Леонтий БЫЗОВ, социолог:
– Либералы считают, что в стране победила «русская власть»; западники, пытавшиеся править в 90-е годы, потерпели фиаско, а русская почва их съела. И восторжествовала русская традиция с её авторитаризмом, этатизмом, косностью, неприятием демократии. Несмотря на раздражение общества бюрократией, у него нет отторжения от нынешнего государства как «антирусского». И советская власть даже в страшные 30-е годы не воспринималась однозначно как «антирусская», а в послевоенные годы – тем более, она во многом стала превращаться в русское государство. Всё это говорит, что политически русский проект есть, для него нет препятствий внешних. Главное препятствие – в содержании.
А если привести к власти русских политиков, русскую элиту (которой нет), определить права русских, начать строить русское государство, ввести жёсткие ограничения для инородцев? И что построим? Это «что-то» будет сильно отличаться от нынешней постройки?
Всё, что раньше записывали в русскую идею, есть не более чем русский миф, к ней прямого отношения не имеющий. Непредвзятый взгляд на то, что сегодня представляет русское самосознание, показывает: оно мало чем отличается от прочих, это нормальное потребительское общество, желающее работать, особо не напрягаясь, жить в комфорте, и это буржуазное процветание является «русской идеей». Этноса, который не хочет больше ничем жертвовать, проповедовать бессребреничество, духовность и все те основные черты, которые мы традиционно заносим в счёт русской идеи.

_ _ _ _

ПОСТАВЛЕННАЯ ЗАДАЧА -
Ответьте по высказыванию социолога выше:
(а) Что, по мнению либералов, победило в стране?
(б) Что названо главным препятствием для русского проекта?
(в) Каким обществом названо русское самосознание при непредвзятом взгляде?

_ _ _ _

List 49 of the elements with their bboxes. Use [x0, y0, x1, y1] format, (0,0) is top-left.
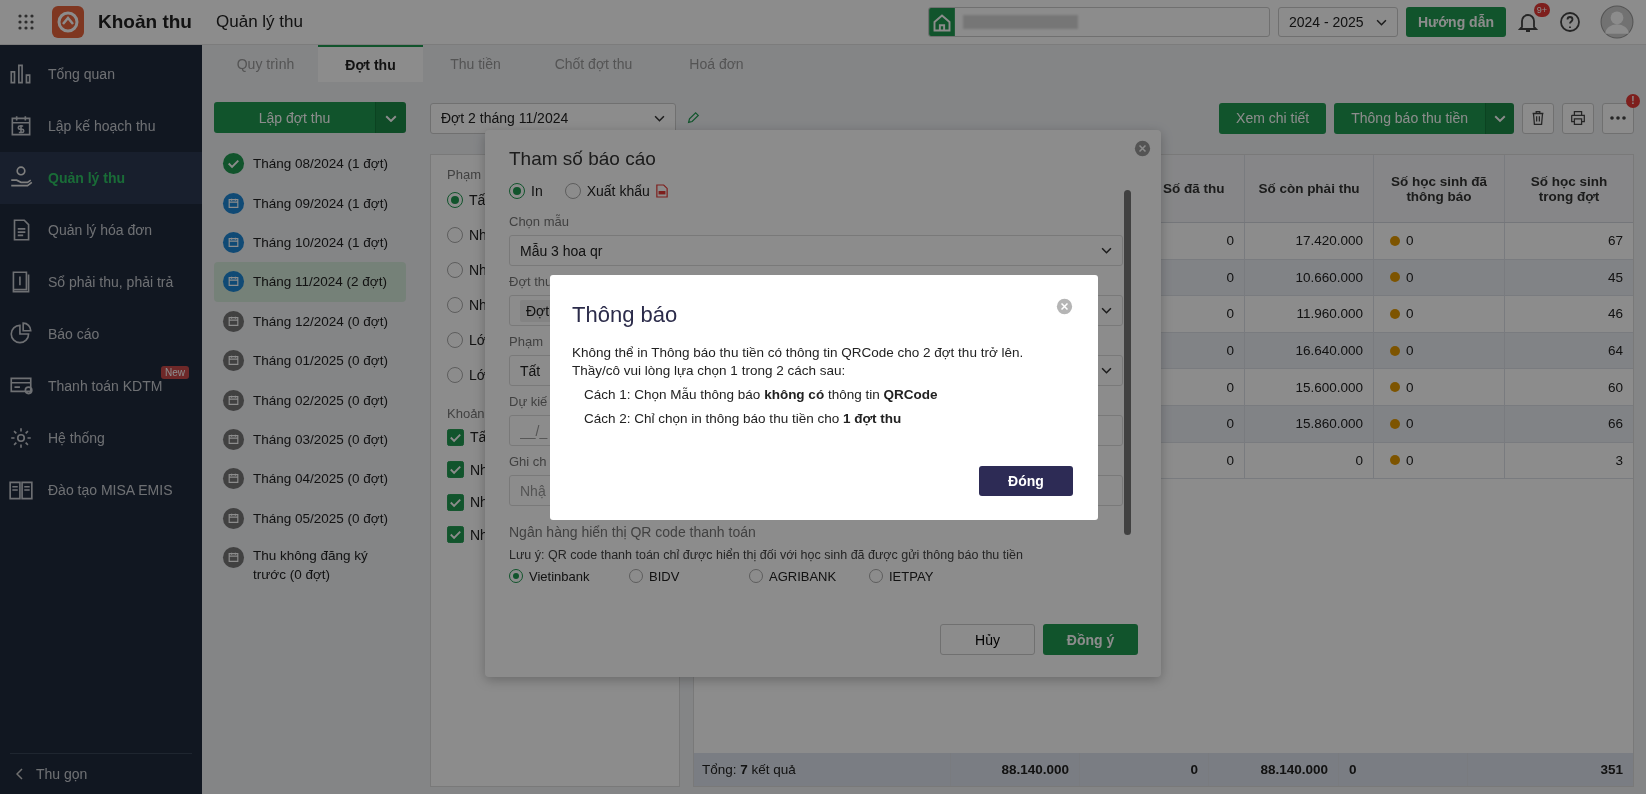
column-header: Số học sinh trong đợt — [1529, 172, 1609, 206]
field-label: Dự kiế — [509, 394, 548, 409]
table-cell: 0 — [1406, 269, 1414, 285]
option-text: Cách 1: Chọn Mẫu thông báo không có thông tin QRCode — [584, 386, 939, 404]
table-cell-text: 46 — [1606, 305, 1624, 324]
table-cell: 15.600.000 — [1245, 369, 1374, 405]
table-cell: 16.640.000 — [1245, 332, 1374, 369]
option-text: Cách 2: Chỉ chọn in thông báo thu tiền cho 1 đợt thu — [584, 410, 903, 428]
table-cell-text: 64 — [1606, 342, 1624, 361]
alert-badge: ! — [1626, 93, 1640, 108]
section-title: Ngân hàng hiển thị QR code thanh toán — [509, 524, 756, 540]
dialog-title: Thông báo — [572, 302, 678, 328]
field-label: Ghi ch — [509, 454, 547, 469]
new-badge: New — [161, 366, 189, 379]
field-label: Khoản — [447, 406, 485, 421]
table-cell-text: 45 — [1606, 268, 1624, 287]
total-cell: 88.140.000 — [1209, 753, 1339, 786]
field-label: Phạm — [509, 334, 543, 349]
message-text: Không thể in Thông báo thu tiền có thông tin QRCode cho 2 đợt thu trở lên. — [572, 344, 1025, 362]
table-cell: 0 — [1406, 379, 1414, 395]
column-header: Số còn phải thu — [1245, 155, 1374, 222]
table-cell: 0 — [1406, 233, 1414, 249]
total-cell: 0 — [1080, 753, 1209, 786]
total-cell-text: 351 — [1599, 761, 1624, 779]
table-cell-text: 60 — [1606, 378, 1624, 397]
table-cell: 0 — [1406, 343, 1414, 359]
total-label: Tổng: 7 kết quả — [694, 753, 951, 786]
table-cell: 0 — [1406, 306, 1414, 322]
table-cell: 10.660.000 — [1245, 259, 1374, 296]
table-cell: 15.860.000 — [1245, 405, 1374, 442]
field-label: Chọn mẫu — [509, 214, 569, 229]
total-cell: 0 — [1339, 753, 1468, 786]
message-text: Thầy/cô vui lòng lựa chọn 1 trong 2 cách sau: — [572, 362, 847, 380]
total-cell: 88.140.000 — [951, 753, 1080, 786]
column-header: Số học sinh đã thông báo — [1374, 155, 1505, 222]
table-cell-text: 3 — [1614, 451, 1624, 470]
field-label: Phạm — [447, 167, 481, 182]
table-cell-text: 67 — [1606, 232, 1624, 251]
app-name: Khoản thu — [98, 11, 193, 33]
note-text: Lưu ý: QR code thanh toán chỉ được hiển thị đối với học sinh đã được gửi thông báo thu tiền — [509, 548, 1023, 562]
table-cell-text: 66 — [1606, 415, 1624, 434]
dialog-title: Tham số báo cáo — [509, 148, 656, 170]
table-cell: 17.420.000 — [1245, 223, 1374, 259]
page-title: Quản lý thu — [216, 12, 303, 32]
table-cell: 0 — [1245, 442, 1374, 479]
table-cell: 0 — [1406, 452, 1414, 468]
notification-badge: 9+ — [1533, 3, 1550, 17]
table-cell: 11.960.000 — [1245, 296, 1374, 332]
table-cell: 0 — [1406, 416, 1414, 432]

_ _ _ _

ПРАВИЛЬНЫЙ ОТВЕТ -
(а) По мнению либералов, в стране победила «русская власть».
(б) Главное препятствие для русского проекта находится в содержании.
(в) Это нормальное потребительское общество, которое хочет работать, особо не напрягаясь, и жить в комфорте.